### Material

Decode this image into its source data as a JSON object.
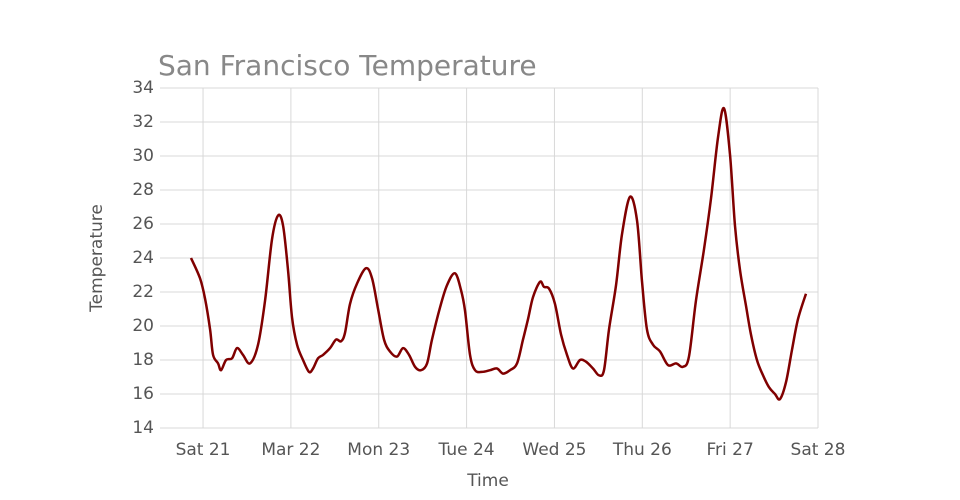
{
  "chart_data": {
    "type": "line",
    "title": "San Francisco Temperature",
    "x_label": "Time",
    "y_label": "Temperature",
    "xlim": [
      20.51,
      28
    ],
    "ylim": [
      14,
      34
    ],
    "xticks": [
      {
        "value": 21,
        "label": "Sat 21"
      },
      {
        "value": 22,
        "label": "Mar 22"
      },
      {
        "value": 23,
        "label": "Mon 23"
      },
      {
        "value": 24,
        "label": "Tue 24"
      },
      {
        "value": 25,
        "label": "Wed 25"
      },
      {
        "value": 26,
        "label": "Thu 26"
      },
      {
        "value": 27,
        "label": "Fri 27"
      },
      {
        "value": 28,
        "label": "Sat 28"
      }
    ],
    "yticks": [
      14,
      16,
      18,
      20,
      22,
      24,
      26,
      28,
      30,
      32,
      34
    ],
    "grid": true,
    "series": [
      {
        "name": "Temperature",
        "color": "#800000",
        "x": [
          20.863,
          20.966,
          21.023,
          21.08,
          21.114,
          21.171,
          21.205,
          21.262,
          21.33,
          21.387,
          21.455,
          21.535,
          21.626,
          21.706,
          21.785,
          21.854,
          21.911,
          21.967,
          22.013,
          22.07,
          22.138,
          22.206,
          22.252,
          22.309,
          22.366,
          22.446,
          22.514,
          22.571,
          22.616,
          22.673,
          22.753,
          22.855,
          22.924,
          22.992,
          23.06,
          23.128,
          23.208,
          23.276,
          23.345,
          23.413,
          23.481,
          23.55,
          23.606,
          23.698,
          23.777,
          23.868,
          23.937,
          23.982,
          24.039,
          24.096,
          24.176,
          24.267,
          24.346,
          24.415,
          24.494,
          24.574,
          24.642,
          24.699,
          24.756,
          24.836,
          24.881,
          24.938,
          25.006,
          25.075,
          25.143,
          25.211,
          25.291,
          25.359,
          25.439,
          25.507,
          25.564,
          25.621,
          25.701,
          25.769,
          25.86,
          25.94,
          25.997,
          26.053,
          26.122,
          26.202,
          26.293,
          26.384,
          26.463,
          26.531,
          26.611,
          26.702,
          26.782,
          26.862,
          26.93,
          26.998,
          27.055,
          27.112,
          27.18,
          27.237,
          27.305,
          27.374,
          27.442,
          27.51,
          27.567,
          27.636,
          27.704,
          27.772,
          27.863
        ],
        "values": [
          24.0,
          22.8,
          21.6,
          19.8,
          18.3,
          17.8,
          17.4,
          18.0,
          18.1,
          18.7,
          18.3,
          17.8,
          18.9,
          21.5,
          25.1,
          26.5,
          25.9,
          23.3,
          20.5,
          18.9,
          18.0,
          17.3,
          17.5,
          18.1,
          18.3,
          18.7,
          19.2,
          19.1,
          19.6,
          21.3,
          22.5,
          23.4,
          22.8,
          21.0,
          19.2,
          18.5,
          18.2,
          18.7,
          18.3,
          17.6,
          17.4,
          17.8,
          19.2,
          21.1,
          22.4,
          23.1,
          22.1,
          20.9,
          18.3,
          17.4,
          17.3,
          17.4,
          17.5,
          17.2,
          17.4,
          17.8,
          19.2,
          20.4,
          21.7,
          22.6,
          22.3,
          22.2,
          21.3,
          19.5,
          18.3,
          17.5,
          18.0,
          17.9,
          17.5,
          17.1,
          17.4,
          19.8,
          22.4,
          25.4,
          27.6,
          26.2,
          22.6,
          19.8,
          18.9,
          18.5,
          17.7,
          17.8,
          17.6,
          18.2,
          21.5,
          24.5,
          27.5,
          31.1,
          32.8,
          30.1,
          25.9,
          23.3,
          21.2,
          19.5,
          18.0,
          17.1,
          16.4,
          16.0,
          15.7,
          16.7,
          18.6,
          20.4,
          21.9
        ]
      }
    ]
  }
}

### Stated task
Every record gets retyped exactly; no picture goes into the copy.

### Response
Decode this image into its source data as a JSON object.
{
  "chart_data": {
    "type": "line",
    "title": "San Francisco Temperature",
    "x_label": "Time",
    "y_label": "Temperature",
    "xlim": [
      20.51,
      28
    ],
    "ylim": [
      14,
      34
    ],
    "xticks": [
      {
        "value": 21,
        "label": "Sat 21"
      },
      {
        "value": 22,
        "label": "Mar 22"
      },
      {
        "value": 23,
        "label": "Mon 23"
      },
      {
        "value": 24,
        "label": "Tue 24"
      },
      {
        "value": 25,
        "label": "Wed 25"
      },
      {
        "value": 26,
        "label": "Thu 26"
      },
      {
        "value": 27,
        "label": "Fri 27"
      },
      {
        "value": 28,
        "label": "Sat 28"
      }
    ],
    "yticks": [
      14,
      16,
      18,
      20,
      22,
      24,
      26,
      28,
      30,
      32,
      34
    ],
    "grid": true,
    "series": [
      {
        "name": "Temperature",
        "color": "#800000",
        "x": [
          20.863,
          20.966,
          21.023,
          21.08,
          21.114,
          21.171,
          21.205,
          21.262,
          21.33,
          21.387,
          21.455,
          21.535,
          21.626,
          21.706,
          21.785,
          21.854,
          21.911,
          21.967,
          22.013,
          22.07,
          22.138,
          22.206,
          22.252,
          22.309,
          22.366,
          22.446,
          22.514,
          22.571,
          22.616,
          22.673,
          22.753,
          22.855,
          22.924,
          22.992,
          23.06,
          23.128,
          23.208,
          23.276,
          23.345,
          23.413,
          23.481,
          23.55,
          23.606,
          23.698,
          23.777,
          23.868,
          23.937,
          23.982,
          24.039,
          24.096,
          24.176,
          24.267,
          24.346,
          24.415,
          24.494,
          24.574,
          24.642,
          24.699,
          24.756,
          24.836,
          24.881,
          24.938,
          25.006,
          25.075,
          25.143,
          25.211,
          25.291,
          25.359,
          25.439,
          25.507,
          25.564,
          25.621,
          25.701,
          25.769,
          25.86,
          25.94,
          25.997,
          26.053,
          26.122,
          26.202,
          26.293,
          26.384,
          26.463,
          26.531,
          26.611,
          26.702,
          26.782,
          26.862,
          26.93,
          26.998,
          27.055,
          27.112,
          27.18,
          27.237,
          27.305,
          27.374,
          27.442,
          27.51,
          27.567,
          27.636,
          27.704,
          27.772,
          27.863
        ],
        "values": [
          24.0,
          22.8,
          21.6,
          19.8,
          18.3,
          17.8,
          17.4,
          18.0,
          18.1,
          18.7,
          18.3,
          17.8,
          18.9,
          21.5,
          25.1,
          26.5,
          25.9,
          23.3,
          20.5,
          18.9,
          18.0,
          17.3,
          17.5,
          18.1,
          18.3,
          18.7,
          19.2,
          19.1,
          19.6,
          21.3,
          22.5,
          23.4,
          22.8,
          21.0,
          19.2,
          18.5,
          18.2,
          18.7,
          18.3,
          17.6,
          17.4,
          17.8,
          19.2,
          21.1,
          22.4,
          23.1,
          22.1,
          20.9,
          18.3,
          17.4,
          17.3,
          17.4,
          17.5,
          17.2,
          17.4,
          17.8,
          19.2,
          20.4,
          21.7,
          22.6,
          22.3,
          22.2,
          21.3,
          19.5,
          18.3,
          17.5,
          18.0,
          17.9,
          17.5,
          17.1,
          17.4,
          19.8,
          22.4,
          25.4,
          27.6,
          26.2,
          22.6,
          19.8,
          18.9,
          18.5,
          17.7,
          17.8,
          17.6,
          18.2,
          21.5,
          24.5,
          27.5,
          31.1,
          32.8,
          30.1,
          25.9,
          23.3,
          21.2,
          19.5,
          18.0,
          17.1,
          16.4,
          16.0,
          15.7,
          16.7,
          18.6,
          20.4,
          21.9
        ]
      }
    ]
  }
}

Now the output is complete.